[Goal] Copy every line of the following data that includes the string "Tolerance".

[Record excerpts]
· · · · · · ·

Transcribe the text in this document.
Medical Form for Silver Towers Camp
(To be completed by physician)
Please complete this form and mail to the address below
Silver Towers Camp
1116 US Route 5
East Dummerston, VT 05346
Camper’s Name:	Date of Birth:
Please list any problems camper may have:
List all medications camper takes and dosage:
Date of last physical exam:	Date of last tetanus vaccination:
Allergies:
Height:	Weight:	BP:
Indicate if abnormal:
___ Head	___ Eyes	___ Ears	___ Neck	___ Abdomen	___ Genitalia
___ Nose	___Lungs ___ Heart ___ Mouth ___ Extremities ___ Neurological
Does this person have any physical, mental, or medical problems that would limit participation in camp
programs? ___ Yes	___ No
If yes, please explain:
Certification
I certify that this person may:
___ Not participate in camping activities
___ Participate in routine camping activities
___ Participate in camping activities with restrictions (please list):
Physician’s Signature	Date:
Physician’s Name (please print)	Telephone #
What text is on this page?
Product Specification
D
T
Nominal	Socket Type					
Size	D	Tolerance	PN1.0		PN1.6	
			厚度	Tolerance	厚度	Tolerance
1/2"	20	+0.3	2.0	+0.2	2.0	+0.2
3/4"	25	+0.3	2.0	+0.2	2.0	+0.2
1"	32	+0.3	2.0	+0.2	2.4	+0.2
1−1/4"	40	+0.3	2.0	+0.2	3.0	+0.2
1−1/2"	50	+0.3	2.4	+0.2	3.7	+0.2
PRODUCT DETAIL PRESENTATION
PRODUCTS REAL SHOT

· · · · · · ·

[Solution for this task]
Size	D	Tolerance	PN1.0		PN1.6	
			厚度	Tolerance	厚度	Tolerance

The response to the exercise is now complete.